Directive: Pictures do not belong in the copy; quote every entry below exactly.

======== Material for this task

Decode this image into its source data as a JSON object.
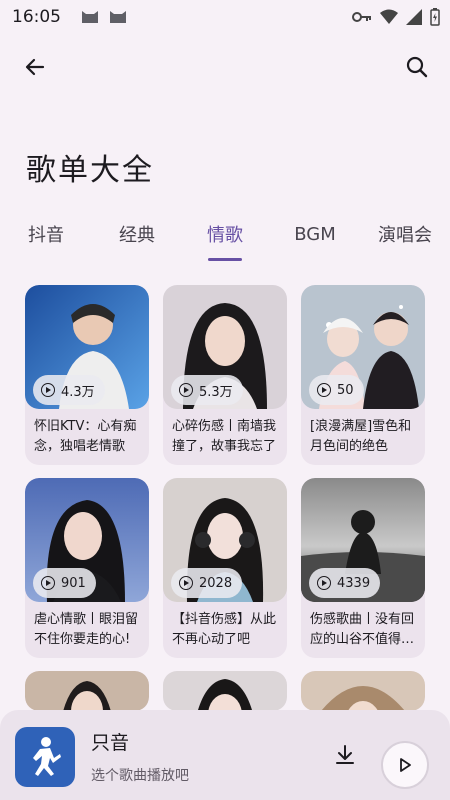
{
  "status_bar": {
    "time": "16:05"
  },
  "header": {
    "title": "歌单大全"
  },
  "tabs": [
    {
      "label": "抖音",
      "active": false
    },
    {
      "label": "经典",
      "active": false
    },
    {
      "label": "情歌",
      "active": true
    },
    {
      "label": "BGM",
      "active": false
    },
    {
      "label": "演唱会",
      "active": false
    }
  ],
  "playlists": [
    {
      "title": "怀旧KTV：心有痴念，独唱老情歌",
      "plays": "4.3万"
    },
    {
      "title": "心碎伤感丨南墙我撞了，故事我忘了",
      "plays": "5.3万"
    },
    {
      "title": "[浪漫满屋]雪色和月色间的绝色",
      "plays": "50"
    },
    {
      "title": "虐心情歌丨眼泪留不住你要走的心!",
      "plays": "901"
    },
    {
      "title": "【抖音伤感】从此不再心动了吧",
      "plays": "2028"
    },
    {
      "title": "伤感歌曲丨没有回应的山谷不值得…",
      "plays": "4339"
    }
  ],
  "player": {
    "name": "只音",
    "subtitle": "选个歌曲播放吧"
  },
  "colors": {
    "accent": "#6750a4",
    "background": "#f7f1f7",
    "player_cover": "#2f62b8"
  }
}
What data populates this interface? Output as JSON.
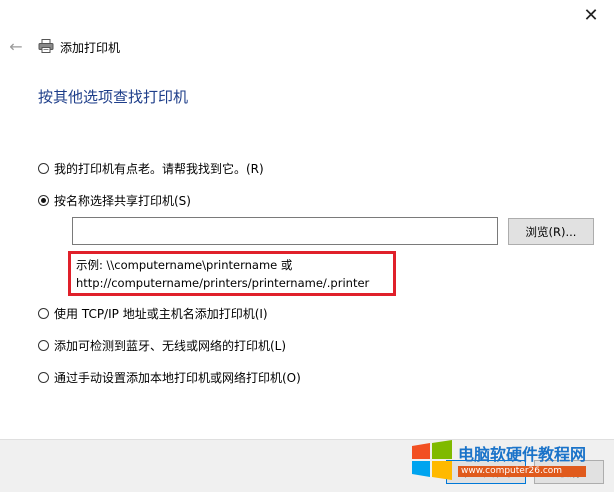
{
  "window": {
    "close_glyph": "✕",
    "back_glyph": "←",
    "title": "添加打印机"
  },
  "page": {
    "heading": "按其他选项查找打印机"
  },
  "options": [
    {
      "label": "我的打印机有点老。请帮我找到它。(R)",
      "checked": false
    },
    {
      "label": "按名称选择共享打印机(S)",
      "checked": true
    },
    {
      "label": "使用 TCP/IP 地址或主机名添加打印机(I)",
      "checked": false
    },
    {
      "label": "添加可检测到蓝牙、无线或网络的打印机(L)",
      "checked": false
    },
    {
      "label": "通过手动设置添加本地打印机或网络打印机(O)",
      "checked": false
    }
  ],
  "shared_printer": {
    "value": "",
    "browse_label": "浏览(R)...",
    "example_line1": "示例: \\\\computername\\printername 或",
    "example_line2": "http://computername/printers/printername/.printer"
  },
  "footer": {
    "next_label": "下一页(N)",
    "cancel_label": "取消"
  },
  "watermark": {
    "text": "电脑软硬件教程网",
    "url": "www.computer26.com"
  },
  "colors": {
    "heading": "#1e3e8a",
    "highlight_border": "#e0202a",
    "footer_bg": "#f0f0f0"
  }
}
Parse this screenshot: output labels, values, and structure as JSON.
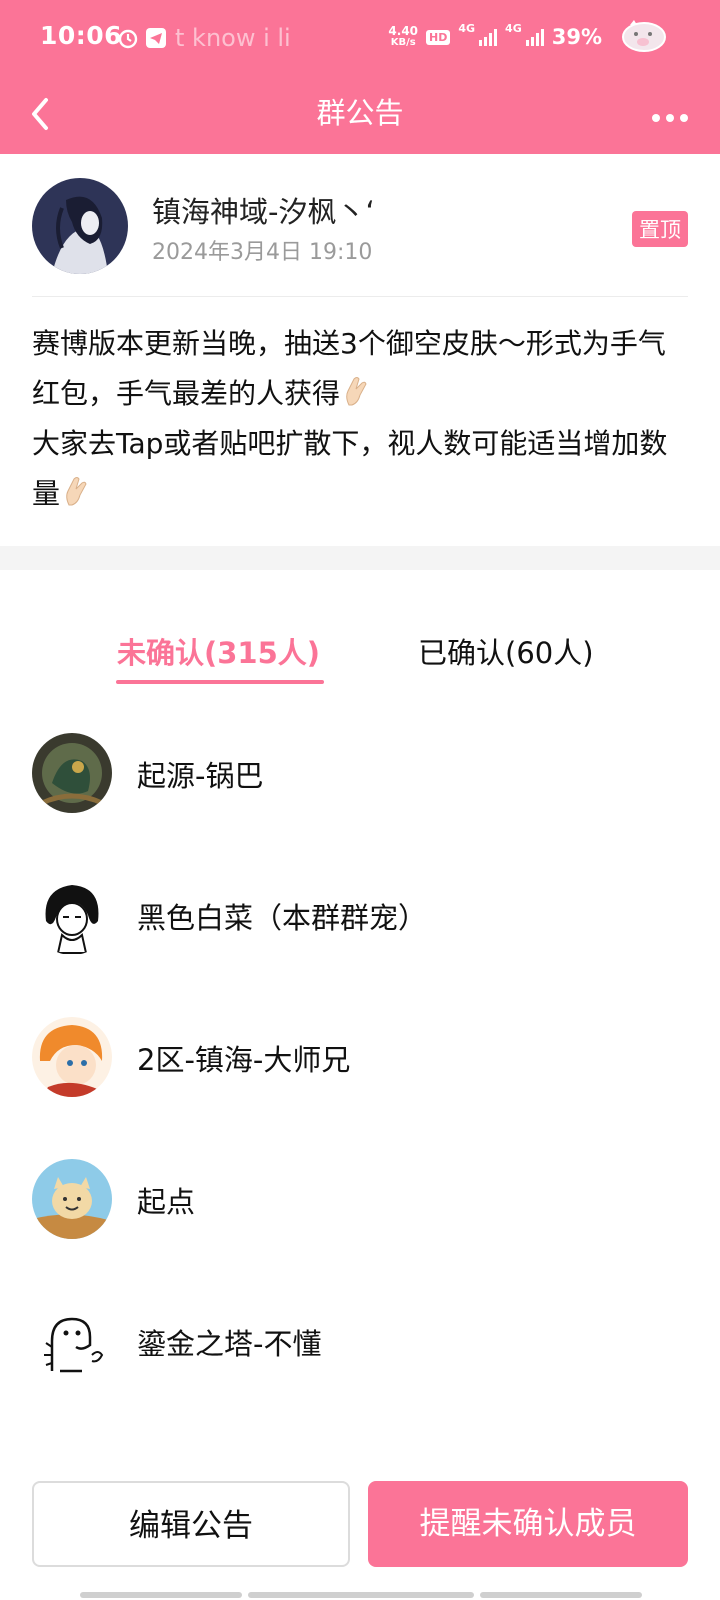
{
  "status_bar": {
    "time": "10:06",
    "notification_text": "t know i li",
    "net_speed_value": "4.40",
    "net_speed_unit": "KB/s",
    "hd_label": "HD",
    "net1": "4G",
    "net2": "4G",
    "battery": "39%"
  },
  "nav": {
    "title": "群公告"
  },
  "announcement": {
    "author": "镇海神域-汐枫丶ʻ",
    "time": "2024年3月4日 19:10",
    "pin_label": "置顶",
    "lines": [
      "赛博版本更新当晚，抽送3个御空皮肤～形式为手气红包，手气最差的人获得",
      "大家去Tap或者贴吧扩散下，视人数可能适当增加数量"
    ]
  },
  "tabs": {
    "unconfirmed": "未确认(315人)",
    "confirmed": "已确认(60人)"
  },
  "members": [
    {
      "name": "起源-锅巴"
    },
    {
      "name": "黑色白菜（本群群宠）"
    },
    {
      "name": "2区-镇海-大师兄"
    },
    {
      "name": "起点"
    },
    {
      "name": "鎏金之塔-不懂"
    }
  ],
  "buttons": {
    "edit": "编辑公告",
    "remind": "提醒未确认成员"
  },
  "colors": {
    "accent": "#fb7497",
    "secondary_text": "#9a9a9a"
  }
}
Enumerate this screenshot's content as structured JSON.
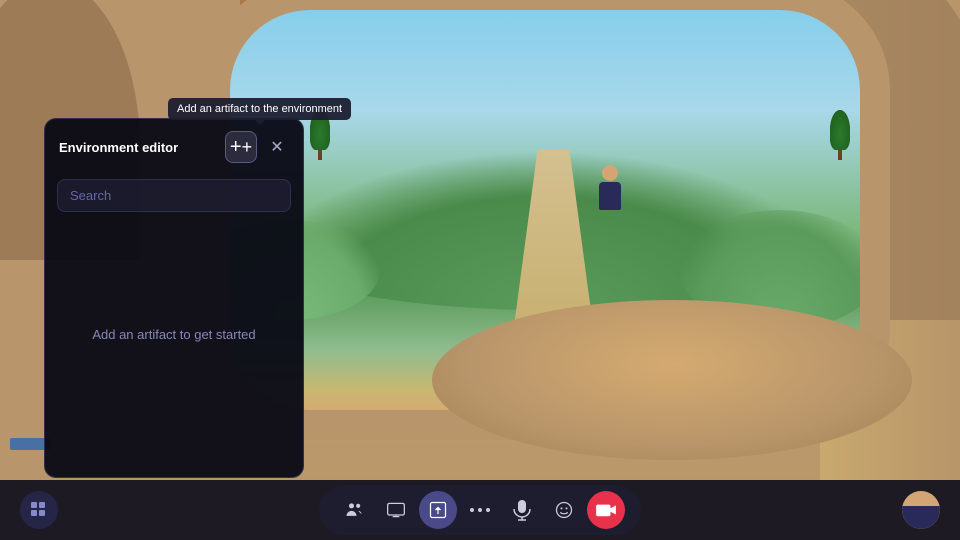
{
  "scene": {
    "background_color": "#b8956a"
  },
  "tooltip": {
    "text": "Add an artifact to the environment"
  },
  "env_panel": {
    "title": "Environment editor",
    "search_placeholder": "Search",
    "empty_message": "Add an artifact to get started",
    "add_button_label": "Add artifact",
    "close_button_label": "Close"
  },
  "toolbar": {
    "grid_button_label": "Grid menu",
    "people_button_label": "People",
    "screen_button_label": "Screen share",
    "share_button_label": "Share",
    "more_button_label": "More options",
    "mic_button_label": "Microphone",
    "emoji_button_label": "Emoji",
    "camera_button_label": "Camera",
    "avatar_button_label": "Avatar"
  }
}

================

Output for this exercise:
Decode this image into its source data as a JSON object.
{
  "status_bar": {
    "time": "16:05"
  },
  "header": {
    "title": "歌单大全"
  },
  "tabs": [
    {
      "label": "抖音",
      "active": false
    },
    {
      "label": "经典",
      "active": false
    },
    {
      "label": "情歌",
      "active": true
    },
    {
      "label": "BGM",
      "active": false
    },
    {
      "label": "演唱会",
      "active": false
    }
  ],
  "playlists": [
    {
      "title": "怀旧KTV：心有痴念，独唱老情歌",
      "plays": "4.3万"
    },
    {
      "title": "心碎伤感丨南墙我撞了，故事我忘了",
      "plays": "5.3万"
    },
    {
      "title": "[浪漫满屋]雪色和月色间的绝色",
      "plays": "50"
    },
    {
      "title": "虐心情歌丨眼泪留不住你要走的心!",
      "plays": "901"
    },
    {
      "title": "【抖音伤感】从此不再心动了吧",
      "plays": "2028"
    },
    {
      "title": "伤感歌曲丨没有回应的山谷不值得…",
      "plays": "4339"
    }
  ],
  "player": {
    "name": "只音",
    "subtitle": "选个歌曲播放吧"
  },
  "colors": {
    "accent": "#6750a4",
    "background": "#f7f1f7",
    "player_cover": "#2f62b8"
  }
}
What data populates this interface? Output as JSON.
{
  "window": {
    "close_glyph": "✕",
    "back_glyph": "←",
    "title": "添加打印机"
  },
  "page": {
    "heading": "按其他选项查找打印机"
  },
  "options": [
    {
      "label": "我的打印机有点老。请帮我找到它。(R)",
      "checked": false
    },
    {
      "label": "按名称选择共享打印机(S)",
      "checked": true
    },
    {
      "label": "使用 TCP/IP 地址或主机名添加打印机(I)",
      "checked": false
    },
    {
      "label": "添加可检测到蓝牙、无线或网络的打印机(L)",
      "checked": false
    },
    {
      "label": "通过手动设置添加本地打印机或网络打印机(O)",
      "checked": false
    }
  ],
  "shared_printer": {
    "value": "",
    "browse_label": "浏览(R)...",
    "example_line1": "示例: \\\\computername\\printername 或",
    "example_line2": "http://computername/printers/printername/.printer"
  },
  "footer": {
    "next_label": "下一页(N)",
    "cancel_label": "取消"
  },
  "watermark": {
    "text": "电脑软硬件教程网",
    "url": "www.computer26.com"
  },
  "colors": {
    "heading": "#1e3e8a",
    "highlight_border": "#e0202a",
    "footer_bg": "#f0f0f0"
  }
}
Parse this screenshot: output labels, values, and structure as JSON.
{
  "status_bar": {
    "time": "10:06",
    "notification_text": "t know i li",
    "net_speed_value": "4.40",
    "net_speed_unit": "KB/s",
    "hd_label": "HD",
    "net1": "4G",
    "net2": "4G",
    "battery": "39%"
  },
  "nav": {
    "title": "群公告"
  },
  "announcement": {
    "author": "镇海神域-汐枫丶ʻ",
    "time": "2024年3月4日 19:10",
    "pin_label": "置顶",
    "lines": [
      "赛博版本更新当晚，抽送3个御空皮肤～形式为手气红包，手气最差的人获得",
      "大家去Tap或者贴吧扩散下，视人数可能适当增加数量"
    ]
  },
  "tabs": {
    "unconfirmed": "未确认(315人)",
    "confirmed": "已确认(60人)"
  },
  "members": [
    {
      "name": "起源-锅巴"
    },
    {
      "name": "黑色白菜（本群群宠）"
    },
    {
      "name": "2区-镇海-大师兄"
    },
    {
      "name": "起点"
    },
    {
      "name": "鎏金之塔-不懂"
    }
  ],
  "buttons": {
    "edit": "编辑公告",
    "remind": "提醒未确认成员"
  },
  "colors": {
    "accent": "#fb7497",
    "secondary_text": "#9a9a9a"
  }
}
Enumerate this screenshot's content as structured JSON.
{
  "scene": {
    "background_color": "#b8956a"
  },
  "tooltip": {
    "text": "Add an artifact to the environment"
  },
  "env_panel": {
    "title": "Environment editor",
    "search_placeholder": "Search",
    "empty_message": "Add an artifact to get started",
    "add_button_label": "Add artifact",
    "close_button_label": "Close"
  },
  "toolbar": {
    "grid_button_label": "Grid menu",
    "people_button_label": "People",
    "screen_button_label": "Screen share",
    "share_button_label": "Share",
    "more_button_label": "More options",
    "mic_button_label": "Microphone",
    "emoji_button_label": "Emoji",
    "camera_button_label": "Camera",
    "avatar_button_label": "Avatar"
  }
}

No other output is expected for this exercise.